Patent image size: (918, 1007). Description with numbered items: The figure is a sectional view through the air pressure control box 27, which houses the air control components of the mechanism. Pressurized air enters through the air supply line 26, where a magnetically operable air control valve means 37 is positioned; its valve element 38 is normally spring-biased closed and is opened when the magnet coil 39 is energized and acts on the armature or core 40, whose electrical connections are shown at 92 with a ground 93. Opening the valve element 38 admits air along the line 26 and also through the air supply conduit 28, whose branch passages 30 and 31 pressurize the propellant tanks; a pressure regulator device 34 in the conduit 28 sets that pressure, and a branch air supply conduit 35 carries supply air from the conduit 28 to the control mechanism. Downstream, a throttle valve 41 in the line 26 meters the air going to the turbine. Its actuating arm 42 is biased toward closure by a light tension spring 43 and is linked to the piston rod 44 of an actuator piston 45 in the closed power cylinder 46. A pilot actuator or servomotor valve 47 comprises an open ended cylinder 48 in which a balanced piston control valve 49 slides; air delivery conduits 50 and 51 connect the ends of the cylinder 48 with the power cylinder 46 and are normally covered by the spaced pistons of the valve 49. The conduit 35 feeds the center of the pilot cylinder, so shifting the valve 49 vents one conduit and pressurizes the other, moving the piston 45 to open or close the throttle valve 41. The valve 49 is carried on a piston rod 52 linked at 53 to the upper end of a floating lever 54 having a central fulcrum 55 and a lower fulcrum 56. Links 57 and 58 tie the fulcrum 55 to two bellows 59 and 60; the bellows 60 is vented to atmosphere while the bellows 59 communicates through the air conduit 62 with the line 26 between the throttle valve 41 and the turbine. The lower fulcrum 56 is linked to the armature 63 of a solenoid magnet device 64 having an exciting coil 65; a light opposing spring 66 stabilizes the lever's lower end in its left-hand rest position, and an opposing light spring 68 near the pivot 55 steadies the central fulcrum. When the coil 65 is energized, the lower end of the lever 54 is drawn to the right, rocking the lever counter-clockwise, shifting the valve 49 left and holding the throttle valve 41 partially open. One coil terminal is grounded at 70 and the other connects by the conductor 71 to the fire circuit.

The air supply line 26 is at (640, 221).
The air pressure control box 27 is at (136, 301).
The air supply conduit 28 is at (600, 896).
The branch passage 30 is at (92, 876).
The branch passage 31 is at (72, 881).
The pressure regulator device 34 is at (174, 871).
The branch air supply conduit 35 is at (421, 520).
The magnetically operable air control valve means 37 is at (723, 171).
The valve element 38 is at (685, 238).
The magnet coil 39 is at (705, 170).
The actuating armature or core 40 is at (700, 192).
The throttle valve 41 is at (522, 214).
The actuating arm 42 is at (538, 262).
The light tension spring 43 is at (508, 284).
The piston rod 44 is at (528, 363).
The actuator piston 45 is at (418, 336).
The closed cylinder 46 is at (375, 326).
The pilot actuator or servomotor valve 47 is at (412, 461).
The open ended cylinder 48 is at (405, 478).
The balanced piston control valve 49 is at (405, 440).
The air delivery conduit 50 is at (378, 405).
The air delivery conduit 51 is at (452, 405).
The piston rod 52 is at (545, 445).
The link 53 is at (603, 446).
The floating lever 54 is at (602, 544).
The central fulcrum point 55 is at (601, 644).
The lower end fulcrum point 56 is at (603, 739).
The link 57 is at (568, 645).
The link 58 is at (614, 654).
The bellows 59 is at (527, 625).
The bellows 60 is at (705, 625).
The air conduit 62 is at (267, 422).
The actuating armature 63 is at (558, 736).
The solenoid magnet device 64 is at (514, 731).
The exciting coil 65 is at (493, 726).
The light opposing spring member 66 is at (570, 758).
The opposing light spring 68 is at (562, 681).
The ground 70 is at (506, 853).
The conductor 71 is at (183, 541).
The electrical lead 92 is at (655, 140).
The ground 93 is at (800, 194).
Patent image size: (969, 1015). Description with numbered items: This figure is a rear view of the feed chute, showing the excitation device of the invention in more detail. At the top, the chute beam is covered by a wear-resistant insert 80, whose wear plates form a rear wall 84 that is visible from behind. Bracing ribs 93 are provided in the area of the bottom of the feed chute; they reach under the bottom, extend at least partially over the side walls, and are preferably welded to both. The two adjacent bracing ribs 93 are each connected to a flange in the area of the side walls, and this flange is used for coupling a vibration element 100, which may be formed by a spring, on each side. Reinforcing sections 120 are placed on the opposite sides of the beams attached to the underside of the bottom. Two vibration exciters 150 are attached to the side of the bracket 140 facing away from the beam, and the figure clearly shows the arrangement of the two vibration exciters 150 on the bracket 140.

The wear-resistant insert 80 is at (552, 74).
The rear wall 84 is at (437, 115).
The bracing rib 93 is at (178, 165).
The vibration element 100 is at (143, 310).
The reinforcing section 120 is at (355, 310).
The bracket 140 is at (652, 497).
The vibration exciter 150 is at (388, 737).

> _Required task_: Rewrite all of the data above as a single numbered list, leaving out the blank lines.

> _Exercise answer_:
1. Patent image size: (918, 1007). Description with numbered items: The figure is a sectional view through the air pressure control box 27, which houses the air control components of the mechanism. Pressurized air enters through the air supply line 26, where a magnetically operable air control valve means 37 is positioned; its valve element 38 is normally spring-biased closed and is opened when the magnet coil 39 is energized and acts on the armature or core 40, whose electrical connections are shown at 92 with a ground 93. Opening the valve element 38 admits air along the line 26 and also through the air supply conduit 28, whose branch passages 30 and 31 pressurize the propellant tanks; a pressure regulator device 34 in the conduit 28 sets that pressure, and a branch air supply conduit 35 carries supply air from the conduit 28 to the control mechanism. Downstream, a throttle valve 41 in the line 26 meters the air going to the turbine. Its actuating arm 42 is biased toward closure by a light tension spring 43 and is linked to the piston rod 44 of an actuator piston 45 in the closed power cylinder 46. A pilot actuator or servomotor valve 47 comprises an open ended cylinder 48 in which a balanced piston control valve 49 slides; air delivery conduits 50 and 51 connect the ends of the cylinder 48 with the power cylinder 46 and are normally covered by the spaced pistons of the valve 49. The conduit 35 feeds the center of the pilot cylinder, so shifting the valve 49 vents one conduit and pressurizes the other, moving the piston 45 to open or close the throttle valve 41. The valve 49 is carried on a piston rod 52 linked at 53 to the upper end of a floating lever 54 having a central fulcrum 55 and a lower fulcrum 56. Links 57 and 58 tie the fulcrum 55 to two bellows 59 and 60; the bellows 60 is vented to atmosphere while the bellows 59 communicates through the air conduit 62 with the line 26 between the throttle valve 41 and the turbine. The lower fulcrum 56 is linked to the armature 63 of a solenoid magnet device 64 having an exciting coil 65; a light opposing spring 66 stabilizes the lever's lower end in its left-hand rest position, and an opposing light spring 68 near the pivot 55 steadies the central fulcrum. When the coil 65 is energized, the lower end of the lever 54 is drawn to the right, rocking the lever counter-clockwise, shifting the valve 49 left and holding the throttle valve 41 partially open. One coil terminal is grounded at 70 and the other connects by the conductor 71 to the fire circuit.
2. The air supply line 26 is at (640, 221).
3. The air pressure control box 27 is at (136, 301).
4. The air supply conduit 28 is at (600, 896).
5. The branch passage 30 is at (92, 876).
6. The branch passage 31 is at (72, 881).
7. The pressure regulator device 34 is at (174, 871).
8. The branch air supply conduit 35 is at (421, 520).
9. The magnetically operable air control valve means 37 is at (723, 171).
10. The valve element 38 is at (685, 238).
11. The magnet coil 39 is at (705, 170).
12. The actuating armature or core 40 is at (700, 192).
13. The throttle valve 41 is at (522, 214).
14. The actuating arm 42 is at (538, 262).
15. The light tension spring 43 is at (508, 284).
16. The piston rod 44 is at (528, 363).
17. The actuator piston 45 is at (418, 336).
18. The closed cylinder 46 is at (375, 326).
19. The pilot actuator or servomotor valve 47 is at (412, 461).
20. The open ended cylinder 48 is at (405, 478).
21. The balanced piston control valve 49 is at (405, 440).
22. The air delivery conduit 50 is at (378, 405).
23. The air delivery conduit 51 is at (452, 405).
24. The piston rod 52 is at (545, 445).
25. The link 53 is at (603, 446).
26. The floating lever 54 is at (602, 544).
27. The central fulcrum point 55 is at (601, 644).
28. The lower end fulcrum point 56 is at (603, 739).
29. The link 57 is at (568, 645).
30. The link 58 is at (614, 654).
31. The bellows 59 is at (527, 625).
32. The bellows 60 is at (705, 625).
33. The air conduit 62 is at (267, 422).
34. The actuating armature 63 is at (558, 736).
35. The solenoid magnet device 64 is at (514, 731).
36. The exciting coil 65 is at (493, 726).
37. The light opposing spring member 66 is at (570, 758).
38. The opposing light spring 68 is at (562, 681).
39. The ground 70 is at (506, 853).
40. The conductor 71 is at (183, 541).
41. The electrical lead 92 is at (655, 140).
42. The ground 93 is at (800, 194).
43. Patent image size: (969, 1015). Description with numbered items: This figure is a rear view of the feed chute, showing the excitation device of the invention in more detail. At the top, the chute beam is covered by a wear-resistant insert 80, whose wear plates form a rear wall 84 that is visible from behind. Bracing ribs 93 are provided in the area of the bottom of the feed chute; they reach under the bottom, extend at least partially over the side walls, and are preferably welded to both. The two adjacent bracing ribs 93 are each connected to a flange in the area of the side walls, and this flange is used for coupling a vibration element 100, which may be formed by a spring, on each side. Reinforcing sections 120 are placed on the opposite sides of the beams attached to the underside of the bottom. Two vibration exciters 150 are attached to the side of the bracket 140 facing away from the beam, and the figure clearly shows the arrangement of the two vibration exciters 150 on the bracket 140.
44. The wear-resistant insert 80 is at (552, 74).
45. The rear wall 84 is at (437, 115).
46. The bracing rib 93 is at (178, 165).
47. The vibration element 100 is at (143, 310).
48. The reinforcing section 120 is at (355, 310).
49. The bracket 140 is at (652, 497).
50. The vibration exciter 150 is at (388, 737).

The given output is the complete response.